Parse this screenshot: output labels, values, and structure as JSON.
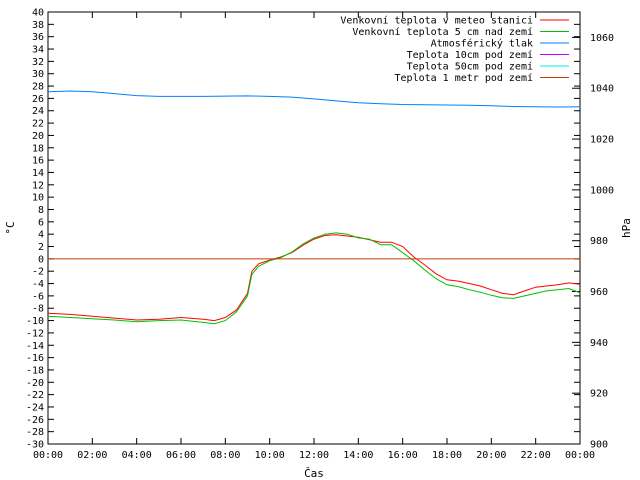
{
  "chart_data": {
    "type": "line",
    "xlabel": "Čas",
    "ylabel": "°C",
    "y2label": "hPa",
    "xlim": [
      0,
      24
    ],
    "ylim": [
      -30,
      40
    ],
    "y2lim": [
      900,
      1070
    ],
    "x_ticks": [
      {
        "value": 0,
        "label": "00:00"
      },
      {
        "value": 2,
        "label": "02:00"
      },
      {
        "value": 4,
        "label": "04:00"
      },
      {
        "value": 6,
        "label": "06:00"
      },
      {
        "value": 8,
        "label": "08:00"
      },
      {
        "value": 10,
        "label": "10:00"
      },
      {
        "value": 12,
        "label": "12:00"
      },
      {
        "value": 14,
        "label": "14:00"
      },
      {
        "value": 16,
        "label": "16:00"
      },
      {
        "value": 18,
        "label": "18:00"
      },
      {
        "value": 20,
        "label": "20:00"
      },
      {
        "value": 22,
        "label": "22:00"
      },
      {
        "value": 24,
        "label": "00:00"
      }
    ],
    "y_ticks": [
      40,
      38,
      36,
      34,
      32,
      30,
      28,
      26,
      24,
      22,
      20,
      18,
      16,
      14,
      12,
      10,
      8,
      6,
      4,
      2,
      0,
      -2,
      -4,
      -6,
      -8,
      -10,
      -12,
      -14,
      -16,
      -18,
      -20,
      -22,
      -24,
      -26,
      -28,
      -30
    ],
    "y2_ticks": [
      1060,
      1040,
      1020,
      1000,
      980,
      960,
      940,
      920,
      900
    ],
    "grid": false,
    "legend_position": "top-right",
    "colors": {
      "red": "#ff0000",
      "green": "#00c000",
      "blue": "#0080ff",
      "purple": "#c000ff",
      "cyan": "#00eeee",
      "orange": "#c04000"
    },
    "series": [
      {
        "name": "Venkovní teplota v meteo stanici",
        "color": "#ff0000",
        "axis": "left",
        "x": [
          0,
          1,
          2,
          3,
          4,
          5,
          6,
          7,
          7.5,
          8,
          8.5,
          9,
          9.2,
          9.5,
          10,
          10.5,
          11,
          11.5,
          12,
          12.5,
          13,
          13.5,
          14,
          14.5,
          15,
          15.5,
          16,
          16.5,
          17,
          17.5,
          18,
          18.5,
          19,
          19.5,
          20,
          20.5,
          21,
          21.5,
          22,
          22.5,
          23,
          23.5,
          24
        ],
        "y": [
          -8.8,
          -9.0,
          -9.3,
          -9.6,
          -9.9,
          -9.8,
          -9.5,
          -9.8,
          -10.0,
          -9.5,
          -8.3,
          -5.6,
          -2.0,
          -0.8,
          -0.2,
          0.3,
          1.0,
          2.2,
          3.2,
          3.8,
          3.9,
          3.7,
          3.5,
          3.1,
          2.7,
          2.7,
          2.0,
          0.3,
          -1.0,
          -2.4,
          -3.4,
          -3.6,
          -4.0,
          -4.4,
          -5.0,
          -5.6,
          -5.8,
          -5.2,
          -4.6,
          -4.4,
          -4.2,
          -3.9,
          -4.1
        ]
      },
      {
        "name": "Venkovní teplota 5 cm nad zemí",
        "color": "#00c000",
        "axis": "left",
        "x": [
          0,
          1,
          2,
          3,
          4,
          5,
          6,
          7,
          7.5,
          8,
          8.5,
          9,
          9.2,
          9.5,
          10,
          10.5,
          11,
          11.5,
          12,
          12.5,
          13,
          13.5,
          14,
          14.5,
          15,
          15.5,
          16,
          16.5,
          17,
          17.5,
          18,
          18.5,
          19,
          19.5,
          20,
          20.5,
          21,
          21.5,
          22,
          22.5,
          23,
          23.5,
          24
        ],
        "y": [
          -9.3,
          -9.5,
          -9.7,
          -9.9,
          -10.2,
          -10.0,
          -9.9,
          -10.3,
          -10.5,
          -10.0,
          -8.6,
          -6.0,
          -2.5,
          -1.2,
          -0.3,
          0.2,
          1.1,
          2.4,
          3.4,
          4.0,
          4.2,
          4.0,
          3.4,
          3.2,
          2.3,
          2.3,
          1.0,
          -0.3,
          -1.8,
          -3.2,
          -4.2,
          -4.5,
          -5.0,
          -5.4,
          -5.9,
          -6.3,
          -6.4,
          -6.0,
          -5.6,
          -5.2,
          -5.0,
          -4.8,
          -5.5
        ]
      },
      {
        "name": "Atmosférický tlak",
        "color": "#0080ff",
        "axis": "right",
        "x": [
          0,
          1,
          2,
          3,
          4,
          5,
          6,
          7,
          8,
          9,
          10,
          11,
          12,
          13,
          14,
          15,
          16,
          17,
          18,
          19,
          20,
          21,
          22,
          23,
          24
        ],
        "y": [
          1038.6,
          1038.9,
          1038.6,
          1037.9,
          1037.1,
          1036.8,
          1036.8,
          1036.8,
          1036.9,
          1037.0,
          1036.8,
          1036.5,
          1035.8,
          1035.0,
          1034.3,
          1033.9,
          1033.6,
          1033.5,
          1033.4,
          1033.3,
          1033.1,
          1032.8,
          1032.7,
          1032.6,
          1032.7
        ]
      },
      {
        "name": "Teplota 10cm pod zemí",
        "color": "#c000ff",
        "axis": "left",
        "x": [],
        "y": []
      },
      {
        "name": "Teplota 50cm pod zemí",
        "color": "#00eeee",
        "axis": "left",
        "x": [],
        "y": []
      },
      {
        "name": "Teplota 1 metr pod zemí",
        "color": "#c04000",
        "axis": "left",
        "x": [
          0,
          24
        ],
        "y": [
          0,
          0
        ]
      }
    ]
  }
}
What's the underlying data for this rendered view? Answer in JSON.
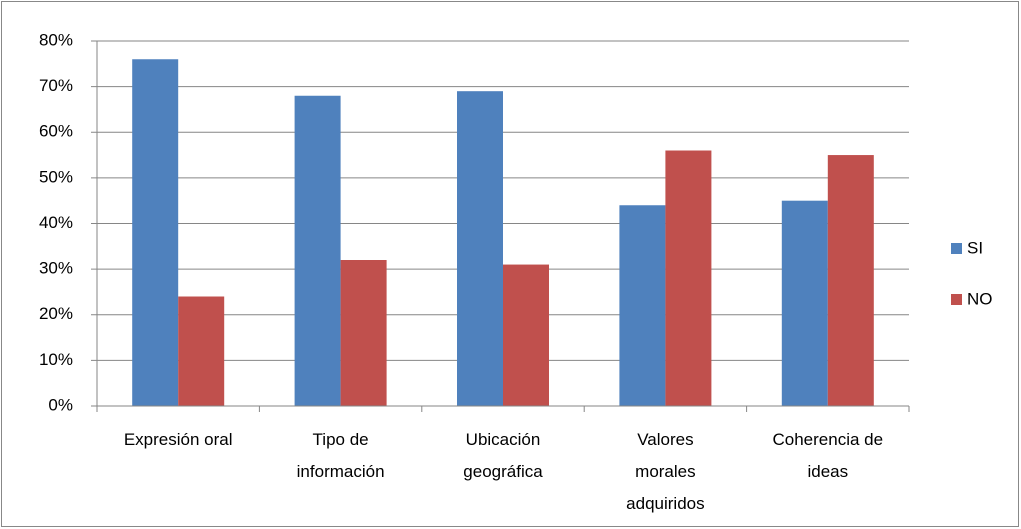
{
  "chart_data": {
    "type": "bar",
    "categories": [
      "Expresión oral",
      "Tipo de información",
      "Ubicación geográfica",
      "Valores morales adquiridos",
      "Coherencia de ideas"
    ],
    "series": [
      {
        "name": "SI",
        "color": "#4f81bd",
        "values": [
          76,
          68,
          69,
          44,
          45
        ]
      },
      {
        "name": "NO",
        "color": "#c0504d",
        "values": [
          24,
          32,
          31,
          56,
          55
        ]
      }
    ],
    "ylim": [
      0,
      80
    ],
    "yticks": [
      {
        "value": 0,
        "label": "0%"
      },
      {
        "value": 10,
        "label": "10%"
      },
      {
        "value": 20,
        "label": "20%"
      },
      {
        "value": 30,
        "label": "30%"
      },
      {
        "value": 40,
        "label": "40%"
      },
      {
        "value": 50,
        "label": "50%"
      },
      {
        "value": 60,
        "label": "60%"
      },
      {
        "value": 70,
        "label": "70%"
      },
      {
        "value": 80,
        "label": "80%"
      }
    ],
    "grid": true,
    "legend": "right"
  }
}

┄┄┄┄┄┄┄┄┄┄┄┄┄┄┄┄┄┄┄┄

The entries above should be reproduced exactly, without their pictures.

Parse this screenshot: output labels, values, and structure as JSON.
{
  "chart_data": {
    "type": "line",
    "xlabel": "Čas",
    "ylabel": "°C",
    "y2label": "hPa",
    "xlim": [
      0,
      24
    ],
    "ylim": [
      -30,
      40
    ],
    "y2lim": [
      900,
      1070
    ],
    "x_ticks": [
      {
        "value": 0,
        "label": "00:00"
      },
      {
        "value": 2,
        "label": "02:00"
      },
      {
        "value": 4,
        "label": "04:00"
      },
      {
        "value": 6,
        "label": "06:00"
      },
      {
        "value": 8,
        "label": "08:00"
      },
      {
        "value": 10,
        "label": "10:00"
      },
      {
        "value": 12,
        "label": "12:00"
      },
      {
        "value": 14,
        "label": "14:00"
      },
      {
        "value": 16,
        "label": "16:00"
      },
      {
        "value": 18,
        "label": "18:00"
      },
      {
        "value": 20,
        "label": "20:00"
      },
      {
        "value": 22,
        "label": "22:00"
      },
      {
        "value": 24,
        "label": "00:00"
      }
    ],
    "y_ticks": [
      40,
      38,
      36,
      34,
      32,
      30,
      28,
      26,
      24,
      22,
      20,
      18,
      16,
      14,
      12,
      10,
      8,
      6,
      4,
      2,
      0,
      -2,
      -4,
      -6,
      -8,
      -10,
      -12,
      -14,
      -16,
      -18,
      -20,
      -22,
      -24,
      -26,
      -28,
      -30
    ],
    "y2_ticks": [
      1060,
      1040,
      1020,
      1000,
      980,
      960,
      940,
      920,
      900
    ],
    "grid": false,
    "legend_position": "top-right",
    "colors": {
      "red": "#ff0000",
      "green": "#00c000",
      "blue": "#0080ff",
      "purple": "#c000ff",
      "cyan": "#00eeee",
      "orange": "#c04000"
    },
    "series": [
      {
        "name": "Venkovní teplota v meteo stanici",
        "color": "#ff0000",
        "axis": "left",
        "x": [
          0,
          1,
          2,
          3,
          4,
          5,
          6,
          7,
          7.5,
          8,
          8.5,
          9,
          9.2,
          9.5,
          10,
          10.5,
          11,
          11.5,
          12,
          12.5,
          13,
          13.5,
          14,
          14.5,
          15,
          15.5,
          16,
          16.5,
          17,
          17.5,
          18,
          18.5,
          19,
          19.5,
          20,
          20.5,
          21,
          21.5,
          22,
          22.5,
          23,
          23.5,
          24
        ],
        "y": [
          -8.8,
          -9.0,
          -9.3,
          -9.6,
          -9.9,
          -9.8,
          -9.5,
          -9.8,
          -10.0,
          -9.5,
          -8.3,
          -5.6,
          -2.0,
          -0.8,
          -0.2,
          0.3,
          1.0,
          2.2,
          3.2,
          3.8,
          3.9,
          3.7,
          3.5,
          3.1,
          2.7,
          2.7,
          2.0,
          0.3,
          -1.0,
          -2.4,
          -3.4,
          -3.6,
          -4.0,
          -4.4,
          -5.0,
          -5.6,
          -5.8,
          -5.2,
          -4.6,
          -4.4,
          -4.2,
          -3.9,
          -4.1
        ]
      },
      {
        "name": "Venkovní teplota 5 cm nad zemí",
        "color": "#00c000",
        "axis": "left",
        "x": [
          0,
          1,
          2,
          3,
          4,
          5,
          6,
          7,
          7.5,
          8,
          8.5,
          9,
          9.2,
          9.5,
          10,
          10.5,
          11,
          11.5,
          12,
          12.5,
          13,
          13.5,
          14,
          14.5,
          15,
          15.5,
          16,
          16.5,
          17,
          17.5,
          18,
          18.5,
          19,
          19.5,
          20,
          20.5,
          21,
          21.5,
          22,
          22.5,
          23,
          23.5,
          24
        ],
        "y": [
          -9.3,
          -9.5,
          -9.7,
          -9.9,
          -10.2,
          -10.0,
          -9.9,
          -10.3,
          -10.5,
          -10.0,
          -8.6,
          -6.0,
          -2.5,
          -1.2,
          -0.3,
          0.2,
          1.1,
          2.4,
          3.4,
          4.0,
          4.2,
          4.0,
          3.4,
          3.2,
          2.3,
          2.3,
          1.0,
          -0.3,
          -1.8,
          -3.2,
          -4.2,
          -4.5,
          -5.0,
          -5.4,
          -5.9,
          -6.3,
          -6.4,
          -6.0,
          -5.6,
          -5.2,
          -5.0,
          -4.8,
          -5.5
        ]
      },
      {
        "name": "Atmosférický tlak",
        "color": "#0080ff",
        "axis": "right",
        "x": [
          0,
          1,
          2,
          3,
          4,
          5,
          6,
          7,
          8,
          9,
          10,
          11,
          12,
          13,
          14,
          15,
          16,
          17,
          18,
          19,
          20,
          21,
          22,
          23,
          24
        ],
        "y": [
          1038.6,
          1038.9,
          1038.6,
          1037.9,
          1037.1,
          1036.8,
          1036.8,
          1036.8,
          1036.9,
          1037.0,
          1036.8,
          1036.5,
          1035.8,
          1035.0,
          1034.3,
          1033.9,
          1033.6,
          1033.5,
          1033.4,
          1033.3,
          1033.1,
          1032.8,
          1032.7,
          1032.6,
          1032.7
        ]
      },
      {
        "name": "Teplota 10cm pod zemí",
        "color": "#c000ff",
        "axis": "left",
        "x": [],
        "y": []
      },
      {
        "name": "Teplota 50cm pod zemí",
        "color": "#00eeee",
        "axis": "left",
        "x": [],
        "y": []
      },
      {
        "name": "Teplota 1 metr pod zemí",
        "color": "#c04000",
        "axis": "left",
        "x": [
          0,
          24
        ],
        "y": [
          0,
          0
        ]
      }
    ]
  }
}
What's the underlying data for this rendered view? Answer in JSON.
{
  "chart_data": {
    "type": "bar",
    "categories": [
      "Expresión oral",
      "Tipo de información",
      "Ubicación geográfica",
      "Valores morales adquiridos",
      "Coherencia de ideas"
    ],
    "series": [
      {
        "name": "SI",
        "color": "#4f81bd",
        "values": [
          76,
          68,
          69,
          44,
          45
        ]
      },
      {
        "name": "NO",
        "color": "#c0504d",
        "values": [
          24,
          32,
          31,
          56,
          55
        ]
      }
    ],
    "ylim": [
      0,
      80
    ],
    "yticks": [
      {
        "value": 0,
        "label": "0%"
      },
      {
        "value": 10,
        "label": "10%"
      },
      {
        "value": 20,
        "label": "20%"
      },
      {
        "value": 30,
        "label": "30%"
      },
      {
        "value": 40,
        "label": "40%"
      },
      {
        "value": 50,
        "label": "50%"
      },
      {
        "value": 60,
        "label": "60%"
      },
      {
        "value": 70,
        "label": "70%"
      },
      {
        "value": 80,
        "label": "80%"
      }
    ],
    "grid": true,
    "legend": "right"
  }
}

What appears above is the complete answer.